-- begin Recorded data --
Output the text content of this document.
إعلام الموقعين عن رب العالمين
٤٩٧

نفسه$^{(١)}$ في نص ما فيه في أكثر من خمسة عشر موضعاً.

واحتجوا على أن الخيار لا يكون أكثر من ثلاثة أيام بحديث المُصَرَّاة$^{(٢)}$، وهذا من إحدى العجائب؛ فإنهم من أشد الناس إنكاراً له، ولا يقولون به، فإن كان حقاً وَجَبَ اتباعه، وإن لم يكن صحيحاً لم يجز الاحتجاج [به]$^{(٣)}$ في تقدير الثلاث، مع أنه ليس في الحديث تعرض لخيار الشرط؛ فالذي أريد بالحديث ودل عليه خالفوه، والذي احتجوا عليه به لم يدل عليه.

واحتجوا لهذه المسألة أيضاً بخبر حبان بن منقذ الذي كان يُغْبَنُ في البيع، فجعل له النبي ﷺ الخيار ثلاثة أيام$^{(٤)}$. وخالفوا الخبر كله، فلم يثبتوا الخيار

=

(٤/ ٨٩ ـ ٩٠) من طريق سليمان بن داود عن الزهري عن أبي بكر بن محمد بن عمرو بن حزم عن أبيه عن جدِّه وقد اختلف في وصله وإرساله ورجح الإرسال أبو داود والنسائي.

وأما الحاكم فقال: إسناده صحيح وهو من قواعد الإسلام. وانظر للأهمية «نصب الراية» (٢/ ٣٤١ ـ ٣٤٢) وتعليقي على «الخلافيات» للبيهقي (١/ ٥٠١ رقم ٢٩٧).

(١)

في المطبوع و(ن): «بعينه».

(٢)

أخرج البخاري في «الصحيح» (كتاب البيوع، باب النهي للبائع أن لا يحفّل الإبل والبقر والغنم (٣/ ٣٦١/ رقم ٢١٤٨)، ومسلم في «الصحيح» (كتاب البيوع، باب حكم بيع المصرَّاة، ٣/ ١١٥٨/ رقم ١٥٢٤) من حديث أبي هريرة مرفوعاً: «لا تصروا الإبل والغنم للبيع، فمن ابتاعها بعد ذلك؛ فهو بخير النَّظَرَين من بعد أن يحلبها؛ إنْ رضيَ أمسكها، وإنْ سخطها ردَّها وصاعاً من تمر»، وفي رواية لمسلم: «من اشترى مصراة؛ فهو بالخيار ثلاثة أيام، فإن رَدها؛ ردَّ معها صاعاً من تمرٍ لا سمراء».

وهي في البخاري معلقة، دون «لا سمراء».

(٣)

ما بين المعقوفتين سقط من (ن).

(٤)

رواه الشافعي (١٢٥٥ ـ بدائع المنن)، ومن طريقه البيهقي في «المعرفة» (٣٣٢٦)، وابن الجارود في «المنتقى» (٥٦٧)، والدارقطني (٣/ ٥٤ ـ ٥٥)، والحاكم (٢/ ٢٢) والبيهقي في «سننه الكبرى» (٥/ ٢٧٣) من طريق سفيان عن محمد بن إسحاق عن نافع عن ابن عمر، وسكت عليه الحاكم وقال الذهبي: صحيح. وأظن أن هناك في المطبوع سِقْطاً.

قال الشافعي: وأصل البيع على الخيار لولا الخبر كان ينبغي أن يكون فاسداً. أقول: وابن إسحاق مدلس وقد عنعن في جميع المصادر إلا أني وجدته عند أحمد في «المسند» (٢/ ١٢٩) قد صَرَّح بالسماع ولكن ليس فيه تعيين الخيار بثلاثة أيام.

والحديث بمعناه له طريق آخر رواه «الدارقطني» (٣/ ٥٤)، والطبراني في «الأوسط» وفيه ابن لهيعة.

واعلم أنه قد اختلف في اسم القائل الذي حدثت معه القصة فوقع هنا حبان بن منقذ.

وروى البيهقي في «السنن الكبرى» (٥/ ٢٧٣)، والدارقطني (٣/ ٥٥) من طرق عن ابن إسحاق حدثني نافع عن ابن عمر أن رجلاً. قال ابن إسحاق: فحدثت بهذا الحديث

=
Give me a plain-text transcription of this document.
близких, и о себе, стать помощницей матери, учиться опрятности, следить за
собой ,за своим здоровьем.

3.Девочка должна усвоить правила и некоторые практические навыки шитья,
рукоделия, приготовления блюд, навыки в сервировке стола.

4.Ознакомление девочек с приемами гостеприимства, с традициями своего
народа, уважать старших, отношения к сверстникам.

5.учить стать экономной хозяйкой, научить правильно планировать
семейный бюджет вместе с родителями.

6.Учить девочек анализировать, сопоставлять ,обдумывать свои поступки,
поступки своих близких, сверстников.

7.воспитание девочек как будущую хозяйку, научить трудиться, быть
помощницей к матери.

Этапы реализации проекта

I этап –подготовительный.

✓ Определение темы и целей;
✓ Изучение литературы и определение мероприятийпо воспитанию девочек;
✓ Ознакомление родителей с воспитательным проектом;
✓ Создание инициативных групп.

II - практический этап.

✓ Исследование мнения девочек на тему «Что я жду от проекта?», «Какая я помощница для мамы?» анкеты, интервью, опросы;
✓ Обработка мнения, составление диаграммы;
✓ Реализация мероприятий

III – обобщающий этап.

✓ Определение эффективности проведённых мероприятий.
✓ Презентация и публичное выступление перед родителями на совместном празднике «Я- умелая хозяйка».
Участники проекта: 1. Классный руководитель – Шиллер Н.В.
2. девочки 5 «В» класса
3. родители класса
-- end Recorded data --
• [Required work] Search the lines above for the string "البيع" and copy each line that has it.

• [Worked solution]
واحتجوا لهذه المسألة أيضاً بخبر حبان بن منقذ الذي كان يُغْبَنُ في البيع، فجعل له النبي ﷺ الخيار ثلاثة أيام$^{(٤)}$. وخالفوا الخبر كله، فلم يثبتوا الخيار
قال الشافعي: وأصل البيع على الخيار لولا الخبر كان ينبغي أن يكون فاسداً. أقول: وابن إسحاق مدلس وقد عنعن في جميع المصادر إلا أني وجدته عند أحمد في «المسند» (٢/ ١٢٩) قد صَرَّح بالسماع ولكن ليس فيه تعيين الخيار بثلاثة أيام.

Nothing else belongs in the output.